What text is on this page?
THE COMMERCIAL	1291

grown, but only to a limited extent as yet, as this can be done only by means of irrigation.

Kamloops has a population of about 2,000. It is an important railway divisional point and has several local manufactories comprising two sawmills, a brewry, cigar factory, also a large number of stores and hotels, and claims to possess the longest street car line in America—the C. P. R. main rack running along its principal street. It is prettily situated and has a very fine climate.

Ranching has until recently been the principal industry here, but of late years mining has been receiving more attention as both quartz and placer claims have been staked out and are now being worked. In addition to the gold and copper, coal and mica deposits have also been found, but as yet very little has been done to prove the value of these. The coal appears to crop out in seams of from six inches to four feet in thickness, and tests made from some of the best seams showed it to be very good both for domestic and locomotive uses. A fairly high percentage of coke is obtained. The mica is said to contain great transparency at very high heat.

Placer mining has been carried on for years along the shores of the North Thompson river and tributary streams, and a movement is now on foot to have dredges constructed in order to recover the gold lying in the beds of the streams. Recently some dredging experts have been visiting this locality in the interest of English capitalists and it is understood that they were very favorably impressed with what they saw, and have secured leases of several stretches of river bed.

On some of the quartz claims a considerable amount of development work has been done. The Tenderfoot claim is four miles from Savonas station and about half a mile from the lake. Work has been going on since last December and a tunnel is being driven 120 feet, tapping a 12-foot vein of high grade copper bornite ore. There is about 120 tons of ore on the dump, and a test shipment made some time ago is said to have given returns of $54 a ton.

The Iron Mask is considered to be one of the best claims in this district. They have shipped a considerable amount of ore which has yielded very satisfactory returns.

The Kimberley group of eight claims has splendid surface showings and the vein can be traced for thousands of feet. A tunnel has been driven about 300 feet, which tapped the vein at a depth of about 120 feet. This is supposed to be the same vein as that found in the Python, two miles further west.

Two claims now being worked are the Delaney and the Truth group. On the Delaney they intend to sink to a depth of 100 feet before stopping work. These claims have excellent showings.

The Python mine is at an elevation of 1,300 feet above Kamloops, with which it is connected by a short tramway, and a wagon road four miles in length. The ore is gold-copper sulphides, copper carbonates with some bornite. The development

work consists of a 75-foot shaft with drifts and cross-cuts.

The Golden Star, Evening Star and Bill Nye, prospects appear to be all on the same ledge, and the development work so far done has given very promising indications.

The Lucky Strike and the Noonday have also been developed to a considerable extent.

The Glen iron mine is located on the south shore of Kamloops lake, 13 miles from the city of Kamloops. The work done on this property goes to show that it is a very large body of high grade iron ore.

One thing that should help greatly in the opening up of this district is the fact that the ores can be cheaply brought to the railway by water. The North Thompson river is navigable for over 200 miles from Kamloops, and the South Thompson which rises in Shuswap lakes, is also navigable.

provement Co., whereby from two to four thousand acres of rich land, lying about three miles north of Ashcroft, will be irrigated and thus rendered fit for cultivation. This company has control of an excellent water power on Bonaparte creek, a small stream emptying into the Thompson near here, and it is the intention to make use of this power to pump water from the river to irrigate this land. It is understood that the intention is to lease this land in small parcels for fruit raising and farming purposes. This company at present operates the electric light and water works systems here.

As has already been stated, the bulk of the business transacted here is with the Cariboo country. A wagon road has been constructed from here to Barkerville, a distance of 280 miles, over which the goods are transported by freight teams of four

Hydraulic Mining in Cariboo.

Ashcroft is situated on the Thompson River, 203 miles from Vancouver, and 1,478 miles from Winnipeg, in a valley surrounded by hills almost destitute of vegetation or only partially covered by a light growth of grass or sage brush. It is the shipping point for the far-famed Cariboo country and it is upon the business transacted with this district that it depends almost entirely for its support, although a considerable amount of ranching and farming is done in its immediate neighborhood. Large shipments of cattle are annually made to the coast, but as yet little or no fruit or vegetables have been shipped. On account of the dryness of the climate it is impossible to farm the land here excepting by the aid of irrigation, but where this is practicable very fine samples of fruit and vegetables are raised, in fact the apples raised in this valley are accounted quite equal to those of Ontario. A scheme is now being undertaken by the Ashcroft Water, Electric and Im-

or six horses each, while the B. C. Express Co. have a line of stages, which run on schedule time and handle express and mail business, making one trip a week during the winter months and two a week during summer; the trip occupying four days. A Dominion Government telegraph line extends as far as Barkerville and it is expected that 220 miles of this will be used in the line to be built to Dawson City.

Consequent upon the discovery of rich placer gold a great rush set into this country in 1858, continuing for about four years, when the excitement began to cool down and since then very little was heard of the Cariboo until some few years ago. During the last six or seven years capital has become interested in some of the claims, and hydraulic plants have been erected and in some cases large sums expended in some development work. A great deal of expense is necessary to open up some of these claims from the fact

--- Written exercise ---
Go through the data and return every record exactly.

--- The result ---
What text is on this page?
THE COMMERCIAL	1291

grown, but only to a limited extent as yet, as this can be done only by means of irrigation.

Kamloops has a population of about 2,000. It is an important railway divisional point and has several local manufactories comprising two sawmills, a brewry, cigar factory, also a large number of stores and hotels, and claims to possess the longest street car line in America—the C. P. R. main rack running along its principal street. It is prettily situated and has a very fine climate.

Ranching has until recently been the principal industry here, but of late years mining has been receiving more attention as both quartz and placer claims have been staked out and are now being worked. In addition to the gold and copper, coal and mica deposits have also been found, but as yet very little has been done to prove the value of these. The coal appears to crop out in seams of from six inches to four feet in thickness, and tests made from some of the best seams showed it to be very good both for domestic and locomotive uses. A fairly high percentage of coke is obtained. The mica is said to contain great transparency at very high heat.

Placer mining has been carried on for years along the shores of the North Thompson river and tributary streams, and a movement is now on foot to have dredges constructed in order to recover the gold lying in the beds of the streams. Recently some dredging experts have been visiting this locality in the interest of English capitalists and it is understood that they were very favorably impressed with what they saw, and have secured leases of several stretches of river bed.

On some of the quartz claims a considerable amount of development work has been done. The Tenderfoot claim is four miles from Savonas station and about half a mile from the lake. Work has been going on since last December and a tunnel is being driven 120 feet, tapping a 12-foot vein of high grade copper bornite ore. There is about 120 tons of ore on the dump, and a test shipment made some time ago is said to have given returns of $54 a ton.

The Iron Mask is considered to be one of the best claims in this district. They have shipped a considerable amount of ore which has yielded very satisfactory returns.

The Kimberley group of eight claims has splendid surface showings and the vein can be traced for thousands of feet. A tunnel has been driven about 300 feet, which tapped the vein at a depth of about 120 feet. This is supposed to be the same vein as that found in the Python, two miles further west.

Two claims now being worked are the Delaney and the Truth group. On the Delaney they intend to sink to a depth of 100 feet before stopping work. These claims have excellent showings.

The Python mine is at an elevation of 1,300 feet above Kamloops, with which it is connected by a short tramway, and a wagon road four miles in length. The ore is gold-copper sulphides, copper carbonates with some bornite. The development

work consists of a 75-foot shaft with drifts and cross-cuts.

The Golden Star, Evening Star and Bill Nye, prospects appear to be all on the same ledge, and the development work so far done has given very promising indications.

The Lucky Strike and the Noonday have also been developed to a considerable extent.

The Glen iron mine is located on the south shore of Kamloops lake, 13 miles from the city of Kamloops. The work done on this property goes to show that it is a very large body of high grade iron ore.

One thing that should help greatly in the opening up of this district is the fact that the ores can be cheaply brought to the railway by water. The North Thompson river is navigable for over 200 miles from Kamloops, and the South Thompson which rises in Shuswap lakes, is also navigable.

provement Co., whereby from two to four thousand acres of rich land, lying about three miles north of Ashcroft, will be irrigated and thus rendered fit for cultivation. This company has control of an excellent water power on Bonaparte creek, a small stream emptying into the Thompson near here, and it is the intention to make use of this power to pump water from the river to irrigate this land. It is understood that the intention is to lease this land in small parcels for fruit raising and farming purposes. This company at present operates the electric light and water works systems here.

As has already been stated, the bulk of the business transacted here is with the Cariboo country. A wagon road has been constructed from here to Barkerville, a distance of 280 miles, over which the goods are transported by freight teams of four

Hydraulic Mining in Cariboo.

Ashcroft is situated on the Thompson River, 203 miles from Vancouver, and 1,478 miles from Winnipeg, in a valley surrounded by hills almost destitute of vegetation or only partially covered by a light growth of grass or sage brush. It is the shipping point for the far-famed Cariboo country and it is upon the business transacted with this district that it depends almost entirely for its support, although a considerable amount of ranching and farming is done in its immediate neighborhood. Large shipments of cattle are annually made to the coast, but as yet little or no fruit or vegetables have been shipped. On account of the dryness of the climate it is impossible to farm the land here excepting by the aid of irrigation, but where this is practicable very fine samples of fruit and vegetables are raised, in fact the apples raised in this valley are accounted quite equal to those of Ontario. A scheme is now being undertaken by the Ashcroft Water, Electric and Im-

or six horses each, while the B. C. Express Co. have a line of stages, which run on schedule time and handle express and mail business, making one trip a week during the winter months and two a week during summer; the trip occupying four days. A Dominion Government telegraph line extends as far as Barkerville and it is expected that 220 miles of this will be used in the line to be built to Dawson City.

Consequent upon the discovery of rich placer gold a great rush set into this country in 1858, continuing for about four years, when the excitement began to cool down and since then very little was heard of the Cariboo until some few years ago. During the last six or seven years capital has become interested in some of the claims, and hydraulic plants have been erected and in some cases large sums expended in some development work. A great deal of expense is necessary to open up some of these claims from the fact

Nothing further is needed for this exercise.